TASK GOAL | Pull out every line containing the string "image".

════════════════

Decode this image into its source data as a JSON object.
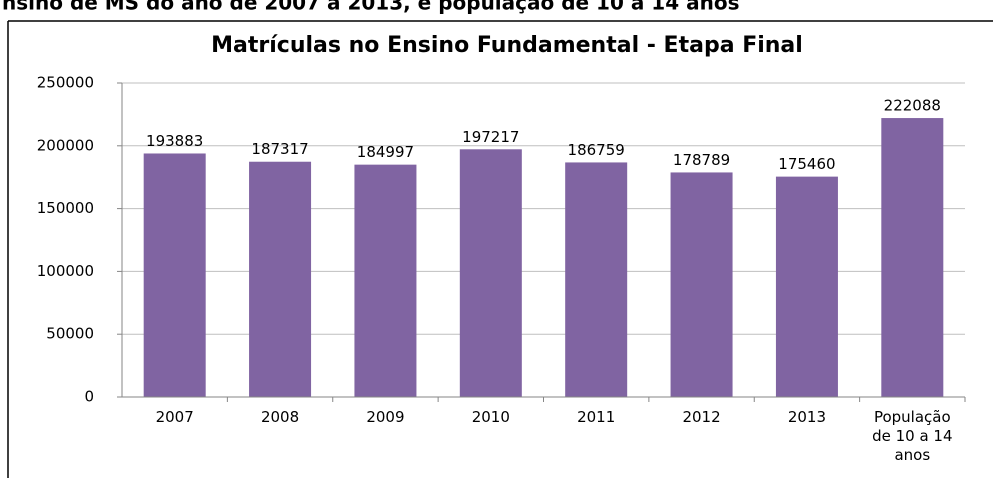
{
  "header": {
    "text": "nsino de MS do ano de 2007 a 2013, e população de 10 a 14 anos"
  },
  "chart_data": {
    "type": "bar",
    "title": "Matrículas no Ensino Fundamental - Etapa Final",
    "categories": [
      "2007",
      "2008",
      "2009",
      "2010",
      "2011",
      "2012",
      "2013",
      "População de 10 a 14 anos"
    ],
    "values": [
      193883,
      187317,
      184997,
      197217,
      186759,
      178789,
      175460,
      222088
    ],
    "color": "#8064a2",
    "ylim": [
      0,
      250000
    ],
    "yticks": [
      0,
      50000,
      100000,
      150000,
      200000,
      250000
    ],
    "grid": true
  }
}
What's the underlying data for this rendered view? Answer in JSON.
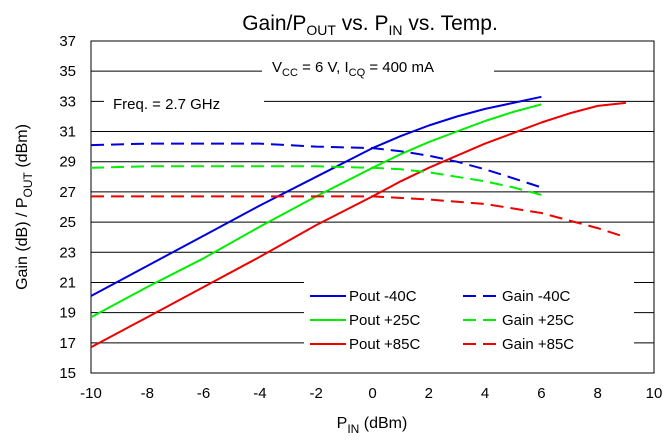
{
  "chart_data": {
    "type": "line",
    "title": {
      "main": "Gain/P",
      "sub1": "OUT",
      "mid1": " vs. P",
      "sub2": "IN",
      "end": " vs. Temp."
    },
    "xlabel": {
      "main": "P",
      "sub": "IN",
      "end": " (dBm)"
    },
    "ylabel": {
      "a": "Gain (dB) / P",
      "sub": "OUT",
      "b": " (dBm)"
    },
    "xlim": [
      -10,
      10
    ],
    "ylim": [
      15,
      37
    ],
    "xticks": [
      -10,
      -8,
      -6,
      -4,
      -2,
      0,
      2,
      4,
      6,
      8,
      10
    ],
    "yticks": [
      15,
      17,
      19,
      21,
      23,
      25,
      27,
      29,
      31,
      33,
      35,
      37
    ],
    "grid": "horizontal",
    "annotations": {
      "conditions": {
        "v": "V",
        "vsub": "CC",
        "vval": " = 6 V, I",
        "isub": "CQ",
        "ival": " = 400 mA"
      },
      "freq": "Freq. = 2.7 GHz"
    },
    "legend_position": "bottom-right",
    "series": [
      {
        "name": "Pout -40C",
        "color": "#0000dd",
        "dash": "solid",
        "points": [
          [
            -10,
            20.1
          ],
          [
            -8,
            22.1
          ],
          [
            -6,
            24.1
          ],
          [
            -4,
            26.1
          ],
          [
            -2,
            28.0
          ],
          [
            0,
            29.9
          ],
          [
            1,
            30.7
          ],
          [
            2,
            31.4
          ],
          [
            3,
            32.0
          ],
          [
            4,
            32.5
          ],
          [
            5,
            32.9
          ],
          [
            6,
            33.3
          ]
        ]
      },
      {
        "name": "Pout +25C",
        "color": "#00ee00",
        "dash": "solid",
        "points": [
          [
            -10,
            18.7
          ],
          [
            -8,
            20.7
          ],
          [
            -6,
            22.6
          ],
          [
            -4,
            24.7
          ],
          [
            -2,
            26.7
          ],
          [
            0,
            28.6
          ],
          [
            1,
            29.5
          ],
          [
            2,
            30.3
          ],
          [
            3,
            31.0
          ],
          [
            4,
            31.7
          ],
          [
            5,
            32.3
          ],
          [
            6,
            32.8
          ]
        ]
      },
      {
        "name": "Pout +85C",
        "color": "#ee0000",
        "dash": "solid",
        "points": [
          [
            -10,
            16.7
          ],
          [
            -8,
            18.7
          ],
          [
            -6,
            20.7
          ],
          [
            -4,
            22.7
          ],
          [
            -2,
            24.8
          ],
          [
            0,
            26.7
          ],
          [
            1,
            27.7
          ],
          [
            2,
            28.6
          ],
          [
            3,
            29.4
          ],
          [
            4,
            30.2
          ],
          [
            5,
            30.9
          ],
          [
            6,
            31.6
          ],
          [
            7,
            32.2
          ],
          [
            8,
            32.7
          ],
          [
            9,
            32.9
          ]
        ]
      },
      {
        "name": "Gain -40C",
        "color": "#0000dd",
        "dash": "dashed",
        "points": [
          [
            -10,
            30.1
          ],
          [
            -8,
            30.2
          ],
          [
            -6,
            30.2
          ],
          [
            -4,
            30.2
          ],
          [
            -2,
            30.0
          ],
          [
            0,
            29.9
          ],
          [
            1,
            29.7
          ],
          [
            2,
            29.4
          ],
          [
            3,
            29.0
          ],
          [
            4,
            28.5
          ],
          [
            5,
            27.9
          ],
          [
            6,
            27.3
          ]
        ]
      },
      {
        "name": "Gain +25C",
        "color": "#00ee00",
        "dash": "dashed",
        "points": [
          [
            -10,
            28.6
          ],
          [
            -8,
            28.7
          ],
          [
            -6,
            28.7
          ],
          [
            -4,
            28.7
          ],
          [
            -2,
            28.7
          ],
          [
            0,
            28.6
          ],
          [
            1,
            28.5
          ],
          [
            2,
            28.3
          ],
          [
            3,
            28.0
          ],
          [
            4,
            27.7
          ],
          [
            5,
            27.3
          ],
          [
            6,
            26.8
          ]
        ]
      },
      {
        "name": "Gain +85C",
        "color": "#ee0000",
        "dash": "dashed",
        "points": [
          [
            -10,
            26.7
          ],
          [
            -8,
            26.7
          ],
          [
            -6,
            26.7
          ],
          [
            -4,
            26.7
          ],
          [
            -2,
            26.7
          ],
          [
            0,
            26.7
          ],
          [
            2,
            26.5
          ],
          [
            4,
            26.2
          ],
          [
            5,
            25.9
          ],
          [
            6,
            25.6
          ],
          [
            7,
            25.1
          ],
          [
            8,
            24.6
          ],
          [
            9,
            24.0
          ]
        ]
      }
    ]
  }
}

════════════════

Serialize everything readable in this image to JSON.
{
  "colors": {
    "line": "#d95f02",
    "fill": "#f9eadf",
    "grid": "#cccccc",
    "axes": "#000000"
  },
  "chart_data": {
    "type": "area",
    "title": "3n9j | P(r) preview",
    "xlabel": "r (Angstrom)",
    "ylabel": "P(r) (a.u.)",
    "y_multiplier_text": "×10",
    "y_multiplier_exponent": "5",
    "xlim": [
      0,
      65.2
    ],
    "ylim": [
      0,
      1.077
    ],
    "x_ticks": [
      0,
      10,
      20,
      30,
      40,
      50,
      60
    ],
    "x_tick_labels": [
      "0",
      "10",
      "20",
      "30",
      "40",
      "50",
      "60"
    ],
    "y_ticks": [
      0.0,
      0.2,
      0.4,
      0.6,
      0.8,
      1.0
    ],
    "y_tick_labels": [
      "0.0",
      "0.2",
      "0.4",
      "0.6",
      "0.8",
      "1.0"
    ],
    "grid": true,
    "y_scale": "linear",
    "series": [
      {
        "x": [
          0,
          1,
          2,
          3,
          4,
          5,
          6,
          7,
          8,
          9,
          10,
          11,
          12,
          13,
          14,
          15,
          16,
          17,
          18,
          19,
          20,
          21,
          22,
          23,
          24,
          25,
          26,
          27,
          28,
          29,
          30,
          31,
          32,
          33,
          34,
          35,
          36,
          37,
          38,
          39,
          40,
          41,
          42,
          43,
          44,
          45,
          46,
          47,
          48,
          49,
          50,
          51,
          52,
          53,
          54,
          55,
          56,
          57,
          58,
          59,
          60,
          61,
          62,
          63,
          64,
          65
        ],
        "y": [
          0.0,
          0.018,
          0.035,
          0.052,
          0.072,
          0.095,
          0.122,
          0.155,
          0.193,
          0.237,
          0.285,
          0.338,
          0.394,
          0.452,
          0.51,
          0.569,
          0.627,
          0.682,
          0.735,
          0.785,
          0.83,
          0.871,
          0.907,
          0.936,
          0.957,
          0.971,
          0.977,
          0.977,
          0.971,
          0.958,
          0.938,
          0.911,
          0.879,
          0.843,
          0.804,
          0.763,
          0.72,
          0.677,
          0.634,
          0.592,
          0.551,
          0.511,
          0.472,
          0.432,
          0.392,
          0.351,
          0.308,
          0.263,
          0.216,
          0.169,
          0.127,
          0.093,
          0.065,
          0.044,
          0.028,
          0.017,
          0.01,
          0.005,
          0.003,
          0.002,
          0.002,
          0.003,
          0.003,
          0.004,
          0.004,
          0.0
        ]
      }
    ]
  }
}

════════════════

THE RESULT |
Decode this image into its source data as a JSON object.
Serialize everything readable in this image to JSON.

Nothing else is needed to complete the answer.